Dataset excerpts
--

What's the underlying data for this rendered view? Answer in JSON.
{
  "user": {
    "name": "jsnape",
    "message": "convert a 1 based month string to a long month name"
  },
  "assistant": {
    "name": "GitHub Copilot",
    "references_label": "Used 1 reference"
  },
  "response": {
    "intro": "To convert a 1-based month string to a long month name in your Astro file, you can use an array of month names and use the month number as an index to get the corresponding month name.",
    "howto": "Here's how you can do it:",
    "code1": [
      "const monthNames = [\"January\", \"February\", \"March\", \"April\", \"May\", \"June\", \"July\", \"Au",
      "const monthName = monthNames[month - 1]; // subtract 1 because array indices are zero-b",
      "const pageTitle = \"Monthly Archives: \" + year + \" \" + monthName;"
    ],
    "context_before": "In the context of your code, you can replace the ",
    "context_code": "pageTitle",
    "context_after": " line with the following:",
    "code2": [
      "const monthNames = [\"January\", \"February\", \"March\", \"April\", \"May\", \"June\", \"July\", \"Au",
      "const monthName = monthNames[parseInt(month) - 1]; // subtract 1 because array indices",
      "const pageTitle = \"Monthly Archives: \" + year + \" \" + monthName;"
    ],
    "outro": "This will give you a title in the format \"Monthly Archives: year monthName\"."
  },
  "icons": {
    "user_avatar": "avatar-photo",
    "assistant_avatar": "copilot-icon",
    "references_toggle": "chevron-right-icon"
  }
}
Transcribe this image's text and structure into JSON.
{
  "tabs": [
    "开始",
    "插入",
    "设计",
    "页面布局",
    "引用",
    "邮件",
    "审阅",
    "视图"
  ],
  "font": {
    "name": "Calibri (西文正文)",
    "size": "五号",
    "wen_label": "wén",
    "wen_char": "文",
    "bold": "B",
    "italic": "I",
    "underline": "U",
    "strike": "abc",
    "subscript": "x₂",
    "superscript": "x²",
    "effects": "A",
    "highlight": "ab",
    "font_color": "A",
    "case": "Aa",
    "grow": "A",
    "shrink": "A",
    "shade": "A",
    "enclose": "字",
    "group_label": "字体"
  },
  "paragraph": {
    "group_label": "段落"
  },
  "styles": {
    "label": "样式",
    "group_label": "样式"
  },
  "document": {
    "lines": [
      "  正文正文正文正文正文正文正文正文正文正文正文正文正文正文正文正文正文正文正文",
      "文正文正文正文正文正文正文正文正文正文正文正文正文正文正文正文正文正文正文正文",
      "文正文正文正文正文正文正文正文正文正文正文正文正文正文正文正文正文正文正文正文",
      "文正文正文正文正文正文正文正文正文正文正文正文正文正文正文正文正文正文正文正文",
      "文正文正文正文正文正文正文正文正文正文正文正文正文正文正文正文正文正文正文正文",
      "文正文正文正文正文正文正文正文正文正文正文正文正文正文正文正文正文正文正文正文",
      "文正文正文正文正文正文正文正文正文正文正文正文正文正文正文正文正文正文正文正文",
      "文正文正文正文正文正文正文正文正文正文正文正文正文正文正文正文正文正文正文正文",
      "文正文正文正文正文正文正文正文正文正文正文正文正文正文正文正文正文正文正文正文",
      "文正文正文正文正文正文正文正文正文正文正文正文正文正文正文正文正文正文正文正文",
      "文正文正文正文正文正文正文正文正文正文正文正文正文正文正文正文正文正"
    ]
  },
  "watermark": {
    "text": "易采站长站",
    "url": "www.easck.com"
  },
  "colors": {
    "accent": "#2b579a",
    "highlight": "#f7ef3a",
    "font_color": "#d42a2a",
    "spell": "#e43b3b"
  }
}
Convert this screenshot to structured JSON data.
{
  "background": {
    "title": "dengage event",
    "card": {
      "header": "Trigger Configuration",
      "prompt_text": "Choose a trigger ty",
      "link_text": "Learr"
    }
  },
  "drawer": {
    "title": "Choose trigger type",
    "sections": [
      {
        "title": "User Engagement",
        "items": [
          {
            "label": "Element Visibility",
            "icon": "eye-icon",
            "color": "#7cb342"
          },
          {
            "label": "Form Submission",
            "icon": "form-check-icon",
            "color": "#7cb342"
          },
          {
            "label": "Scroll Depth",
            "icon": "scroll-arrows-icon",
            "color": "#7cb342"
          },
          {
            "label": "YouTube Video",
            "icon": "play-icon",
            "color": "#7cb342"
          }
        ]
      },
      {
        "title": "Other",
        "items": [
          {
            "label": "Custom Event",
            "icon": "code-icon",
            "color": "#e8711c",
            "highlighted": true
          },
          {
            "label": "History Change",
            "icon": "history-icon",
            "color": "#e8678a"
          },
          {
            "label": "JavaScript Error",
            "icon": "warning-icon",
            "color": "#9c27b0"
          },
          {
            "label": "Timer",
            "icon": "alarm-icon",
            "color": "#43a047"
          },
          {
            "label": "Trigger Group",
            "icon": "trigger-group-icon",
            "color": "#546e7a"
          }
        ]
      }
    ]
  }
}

--

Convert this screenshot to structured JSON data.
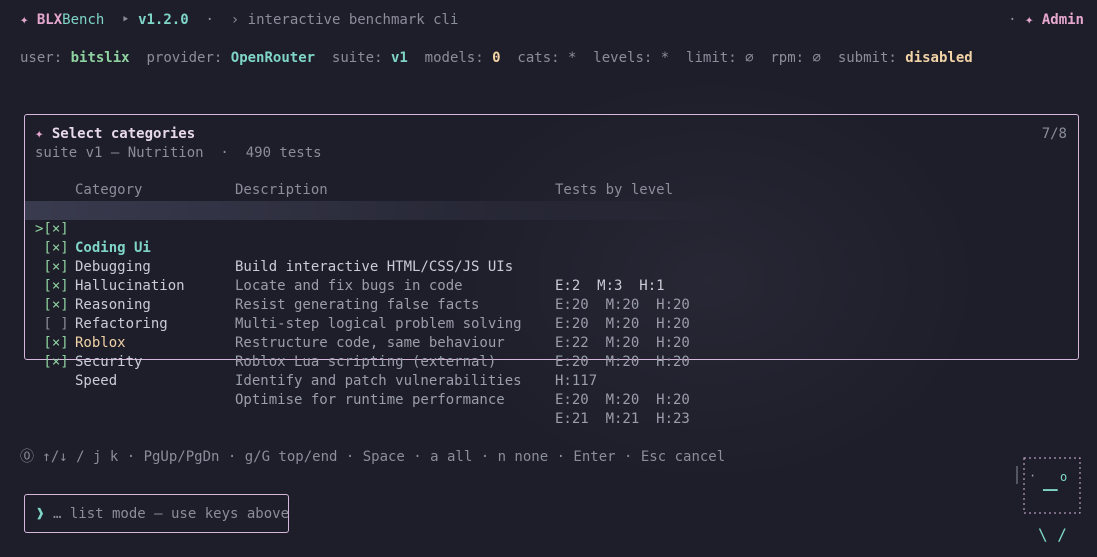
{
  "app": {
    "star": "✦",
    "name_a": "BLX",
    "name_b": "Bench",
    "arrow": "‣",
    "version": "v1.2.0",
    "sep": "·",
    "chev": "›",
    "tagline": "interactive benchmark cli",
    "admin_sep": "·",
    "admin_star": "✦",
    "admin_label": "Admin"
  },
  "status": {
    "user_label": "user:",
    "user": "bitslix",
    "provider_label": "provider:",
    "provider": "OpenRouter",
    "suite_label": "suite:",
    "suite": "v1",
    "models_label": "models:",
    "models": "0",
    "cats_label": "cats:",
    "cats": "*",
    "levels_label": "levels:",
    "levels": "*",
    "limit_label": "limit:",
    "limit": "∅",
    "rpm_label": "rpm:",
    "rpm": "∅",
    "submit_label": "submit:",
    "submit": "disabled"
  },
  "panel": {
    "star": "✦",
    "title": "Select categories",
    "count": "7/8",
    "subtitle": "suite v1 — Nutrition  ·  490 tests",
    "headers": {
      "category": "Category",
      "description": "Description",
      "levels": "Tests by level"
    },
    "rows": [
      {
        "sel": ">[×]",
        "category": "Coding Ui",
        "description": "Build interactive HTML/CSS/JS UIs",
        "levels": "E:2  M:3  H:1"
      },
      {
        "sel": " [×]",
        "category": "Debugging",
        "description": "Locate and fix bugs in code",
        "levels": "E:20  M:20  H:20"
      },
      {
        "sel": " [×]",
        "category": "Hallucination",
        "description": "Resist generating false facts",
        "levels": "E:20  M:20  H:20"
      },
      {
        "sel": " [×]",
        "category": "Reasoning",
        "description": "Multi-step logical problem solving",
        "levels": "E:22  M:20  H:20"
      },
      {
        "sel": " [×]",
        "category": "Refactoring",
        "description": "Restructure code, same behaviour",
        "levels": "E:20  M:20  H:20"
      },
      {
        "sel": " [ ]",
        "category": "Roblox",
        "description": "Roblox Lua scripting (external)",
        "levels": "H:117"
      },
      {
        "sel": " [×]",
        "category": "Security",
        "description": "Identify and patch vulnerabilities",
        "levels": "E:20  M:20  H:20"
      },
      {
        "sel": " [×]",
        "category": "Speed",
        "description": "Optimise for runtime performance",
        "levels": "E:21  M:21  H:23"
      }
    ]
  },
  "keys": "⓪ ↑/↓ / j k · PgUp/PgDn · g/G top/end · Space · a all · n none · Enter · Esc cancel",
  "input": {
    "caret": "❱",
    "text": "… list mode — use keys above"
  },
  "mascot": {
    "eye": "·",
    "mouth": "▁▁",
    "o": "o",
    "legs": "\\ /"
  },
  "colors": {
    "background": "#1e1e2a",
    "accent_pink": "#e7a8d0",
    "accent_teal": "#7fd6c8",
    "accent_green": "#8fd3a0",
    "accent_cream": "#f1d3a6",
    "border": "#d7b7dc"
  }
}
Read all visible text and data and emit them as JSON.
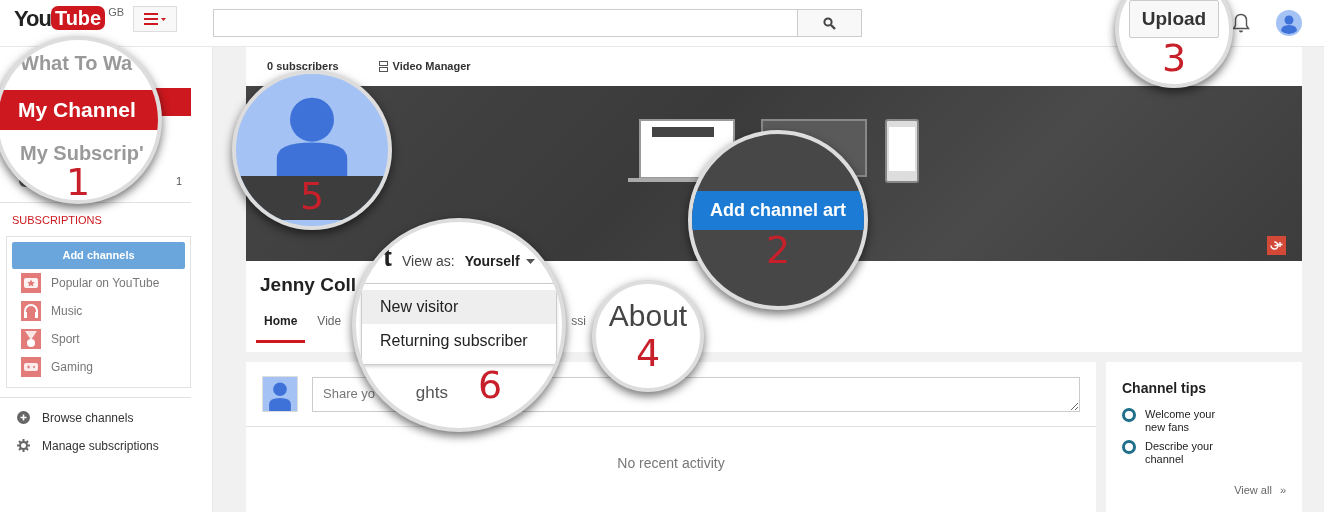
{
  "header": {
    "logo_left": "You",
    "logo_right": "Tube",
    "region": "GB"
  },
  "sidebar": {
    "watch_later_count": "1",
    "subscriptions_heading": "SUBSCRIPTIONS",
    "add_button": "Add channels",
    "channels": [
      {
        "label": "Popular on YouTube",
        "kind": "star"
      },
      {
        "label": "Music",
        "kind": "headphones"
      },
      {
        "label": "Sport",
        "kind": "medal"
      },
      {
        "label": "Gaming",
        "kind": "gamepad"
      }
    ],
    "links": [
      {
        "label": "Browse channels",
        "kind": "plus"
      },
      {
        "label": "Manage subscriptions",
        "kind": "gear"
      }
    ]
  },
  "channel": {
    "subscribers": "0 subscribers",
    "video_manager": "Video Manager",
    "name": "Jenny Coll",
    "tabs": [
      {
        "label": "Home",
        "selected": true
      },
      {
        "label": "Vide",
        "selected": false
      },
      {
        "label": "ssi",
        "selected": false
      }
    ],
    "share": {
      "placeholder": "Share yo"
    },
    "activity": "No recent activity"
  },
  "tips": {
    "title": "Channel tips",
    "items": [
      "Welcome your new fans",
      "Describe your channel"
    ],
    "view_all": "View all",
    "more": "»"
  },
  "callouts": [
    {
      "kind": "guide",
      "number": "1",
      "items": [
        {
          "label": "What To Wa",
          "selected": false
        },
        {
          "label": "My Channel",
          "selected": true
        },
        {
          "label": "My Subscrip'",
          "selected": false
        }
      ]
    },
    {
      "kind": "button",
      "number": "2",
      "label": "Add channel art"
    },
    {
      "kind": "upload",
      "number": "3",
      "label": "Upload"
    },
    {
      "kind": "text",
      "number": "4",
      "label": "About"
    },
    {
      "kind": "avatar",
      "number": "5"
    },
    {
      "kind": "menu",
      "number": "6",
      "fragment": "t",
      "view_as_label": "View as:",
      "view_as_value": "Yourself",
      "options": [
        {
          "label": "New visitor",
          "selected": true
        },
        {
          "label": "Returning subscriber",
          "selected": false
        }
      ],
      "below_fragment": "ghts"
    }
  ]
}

--

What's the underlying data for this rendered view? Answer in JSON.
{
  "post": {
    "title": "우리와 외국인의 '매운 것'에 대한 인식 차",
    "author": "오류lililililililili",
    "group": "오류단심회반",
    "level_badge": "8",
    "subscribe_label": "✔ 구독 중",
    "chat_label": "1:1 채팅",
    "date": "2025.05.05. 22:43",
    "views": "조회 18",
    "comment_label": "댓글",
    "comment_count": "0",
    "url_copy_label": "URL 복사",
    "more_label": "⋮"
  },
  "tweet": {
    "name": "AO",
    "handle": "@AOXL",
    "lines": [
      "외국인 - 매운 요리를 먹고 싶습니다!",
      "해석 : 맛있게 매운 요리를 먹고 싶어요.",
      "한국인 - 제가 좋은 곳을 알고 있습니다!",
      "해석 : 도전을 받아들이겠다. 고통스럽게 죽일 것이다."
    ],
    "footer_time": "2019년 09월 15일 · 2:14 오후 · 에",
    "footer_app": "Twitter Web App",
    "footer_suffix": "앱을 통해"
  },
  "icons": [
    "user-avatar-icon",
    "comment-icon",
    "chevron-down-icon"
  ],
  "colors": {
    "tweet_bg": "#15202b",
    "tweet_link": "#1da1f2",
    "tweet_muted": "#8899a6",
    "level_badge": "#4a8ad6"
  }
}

--

- **Short problem**
Reproduce each line holding the word "true".

- **Result below**
            "highlighted": true
        "selected": true
          "selected": true
          "selected": true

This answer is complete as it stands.